» Task goal:
Output the line containing "What text is on this page?" and all subsequent lines of the listing below, copied exactly, with no other lines.
— Start of Given entries —
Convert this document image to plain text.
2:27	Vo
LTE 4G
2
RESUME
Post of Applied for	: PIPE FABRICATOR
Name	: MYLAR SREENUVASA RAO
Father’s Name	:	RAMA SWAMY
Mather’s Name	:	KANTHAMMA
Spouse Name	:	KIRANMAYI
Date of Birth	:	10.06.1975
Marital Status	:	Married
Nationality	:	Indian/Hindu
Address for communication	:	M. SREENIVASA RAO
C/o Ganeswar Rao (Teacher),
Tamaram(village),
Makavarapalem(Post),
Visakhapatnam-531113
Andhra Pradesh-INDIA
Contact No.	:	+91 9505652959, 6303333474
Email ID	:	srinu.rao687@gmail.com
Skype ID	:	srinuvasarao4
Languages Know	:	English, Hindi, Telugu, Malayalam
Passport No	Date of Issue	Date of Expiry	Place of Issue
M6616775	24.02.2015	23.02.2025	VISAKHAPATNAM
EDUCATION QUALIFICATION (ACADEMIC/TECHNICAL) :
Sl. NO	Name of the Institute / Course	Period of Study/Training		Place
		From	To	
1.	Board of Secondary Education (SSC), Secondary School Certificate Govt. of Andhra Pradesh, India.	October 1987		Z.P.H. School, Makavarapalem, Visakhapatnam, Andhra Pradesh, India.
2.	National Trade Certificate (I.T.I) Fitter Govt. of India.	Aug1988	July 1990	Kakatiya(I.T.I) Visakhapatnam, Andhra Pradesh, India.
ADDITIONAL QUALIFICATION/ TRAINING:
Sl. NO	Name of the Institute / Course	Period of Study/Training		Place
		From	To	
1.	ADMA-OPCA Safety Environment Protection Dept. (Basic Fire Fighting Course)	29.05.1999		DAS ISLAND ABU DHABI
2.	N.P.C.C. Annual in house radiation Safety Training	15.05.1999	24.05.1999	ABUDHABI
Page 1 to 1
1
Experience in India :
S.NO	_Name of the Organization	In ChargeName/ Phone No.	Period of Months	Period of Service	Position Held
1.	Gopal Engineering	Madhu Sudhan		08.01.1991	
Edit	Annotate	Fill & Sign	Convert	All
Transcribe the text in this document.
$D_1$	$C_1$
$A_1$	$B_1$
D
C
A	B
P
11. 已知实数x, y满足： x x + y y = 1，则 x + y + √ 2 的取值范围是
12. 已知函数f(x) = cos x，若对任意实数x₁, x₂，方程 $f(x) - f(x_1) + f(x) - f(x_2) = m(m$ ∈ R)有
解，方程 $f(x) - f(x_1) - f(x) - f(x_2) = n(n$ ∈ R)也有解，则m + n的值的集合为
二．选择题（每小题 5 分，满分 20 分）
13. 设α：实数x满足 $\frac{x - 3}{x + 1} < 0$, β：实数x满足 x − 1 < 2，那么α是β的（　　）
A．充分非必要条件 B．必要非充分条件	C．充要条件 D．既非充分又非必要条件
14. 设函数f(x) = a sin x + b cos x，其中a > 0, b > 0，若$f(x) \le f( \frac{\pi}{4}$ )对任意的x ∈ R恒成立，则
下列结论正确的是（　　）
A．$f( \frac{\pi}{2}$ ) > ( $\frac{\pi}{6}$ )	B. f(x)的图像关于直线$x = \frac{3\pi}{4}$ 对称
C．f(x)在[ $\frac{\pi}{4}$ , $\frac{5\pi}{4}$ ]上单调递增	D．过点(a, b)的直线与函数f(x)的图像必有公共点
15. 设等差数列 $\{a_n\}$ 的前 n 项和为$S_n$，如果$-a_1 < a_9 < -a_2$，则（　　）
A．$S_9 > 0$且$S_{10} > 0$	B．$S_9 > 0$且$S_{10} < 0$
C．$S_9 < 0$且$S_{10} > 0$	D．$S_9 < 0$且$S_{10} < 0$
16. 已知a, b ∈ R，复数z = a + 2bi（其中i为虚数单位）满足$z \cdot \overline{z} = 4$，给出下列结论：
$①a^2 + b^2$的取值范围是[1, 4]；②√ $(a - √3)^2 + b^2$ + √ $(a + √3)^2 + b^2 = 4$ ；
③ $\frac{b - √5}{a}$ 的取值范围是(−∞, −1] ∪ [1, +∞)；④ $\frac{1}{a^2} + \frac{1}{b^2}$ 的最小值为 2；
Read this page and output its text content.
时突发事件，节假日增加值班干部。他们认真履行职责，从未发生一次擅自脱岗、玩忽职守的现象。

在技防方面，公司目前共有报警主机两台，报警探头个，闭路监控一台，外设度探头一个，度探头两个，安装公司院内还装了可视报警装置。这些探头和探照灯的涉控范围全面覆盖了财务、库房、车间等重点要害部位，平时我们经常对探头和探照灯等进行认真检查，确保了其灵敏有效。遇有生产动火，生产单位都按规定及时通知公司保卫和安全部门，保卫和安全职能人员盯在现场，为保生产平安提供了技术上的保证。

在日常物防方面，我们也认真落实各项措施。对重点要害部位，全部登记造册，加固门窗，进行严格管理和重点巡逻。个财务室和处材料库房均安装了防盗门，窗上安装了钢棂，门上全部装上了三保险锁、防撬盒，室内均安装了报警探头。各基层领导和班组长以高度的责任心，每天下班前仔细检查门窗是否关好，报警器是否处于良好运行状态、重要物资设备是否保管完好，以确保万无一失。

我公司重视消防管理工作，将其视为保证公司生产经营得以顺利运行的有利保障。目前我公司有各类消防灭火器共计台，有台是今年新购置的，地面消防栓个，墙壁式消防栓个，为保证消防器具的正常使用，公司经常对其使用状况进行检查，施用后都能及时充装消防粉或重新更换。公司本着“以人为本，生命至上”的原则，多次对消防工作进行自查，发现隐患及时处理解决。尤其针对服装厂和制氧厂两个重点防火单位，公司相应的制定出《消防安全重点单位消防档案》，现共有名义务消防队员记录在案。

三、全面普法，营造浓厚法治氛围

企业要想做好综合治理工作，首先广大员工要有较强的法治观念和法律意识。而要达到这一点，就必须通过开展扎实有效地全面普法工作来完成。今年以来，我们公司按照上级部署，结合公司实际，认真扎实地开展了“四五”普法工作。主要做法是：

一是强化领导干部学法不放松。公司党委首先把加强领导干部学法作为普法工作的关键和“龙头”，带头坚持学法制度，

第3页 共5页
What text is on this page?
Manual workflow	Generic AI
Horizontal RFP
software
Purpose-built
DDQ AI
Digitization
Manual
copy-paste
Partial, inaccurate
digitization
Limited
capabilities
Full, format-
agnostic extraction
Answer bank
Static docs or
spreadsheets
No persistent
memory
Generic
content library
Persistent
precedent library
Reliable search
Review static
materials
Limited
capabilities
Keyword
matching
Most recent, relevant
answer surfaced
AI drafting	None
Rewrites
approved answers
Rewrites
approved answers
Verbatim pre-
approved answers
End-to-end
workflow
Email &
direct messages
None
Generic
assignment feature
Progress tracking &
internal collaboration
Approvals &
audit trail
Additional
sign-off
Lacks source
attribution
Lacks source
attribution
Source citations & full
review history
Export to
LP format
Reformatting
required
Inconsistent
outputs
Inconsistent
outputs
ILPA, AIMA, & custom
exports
— End of Given entries —
» Complete output:
What text is on this page?
Manual workflow	Generic AI
Horizontal RFP
software
Purpose-built
DDQ AI
Digitization
Manual
copy-paste
Partial, inaccurate
digitization
Limited
capabilities
Full, format-
agnostic extraction
Answer bank
Static docs or
spreadsheets
No persistent
memory
Generic
content library
Persistent
precedent library
Reliable search
Review static
materials
Limited
capabilities
Keyword
matching
Most recent, relevant
answer surfaced
AI drafting	None
Rewrites
approved answers
Rewrites
approved answers
Verbatim pre-
approved answers
End-to-end
workflow
Email &
direct messages
None
Generic
assignment feature
Progress tracking &
internal collaboration
Approvals &
audit trail
Additional
sign-off
Lacks source
attribution
Lacks source
attribution
Source citations & full
review history
Export to
LP format
Reformatting
required
Inconsistent
outputs
Inconsistent
outputs
ILPA, AIMA, & custom
exports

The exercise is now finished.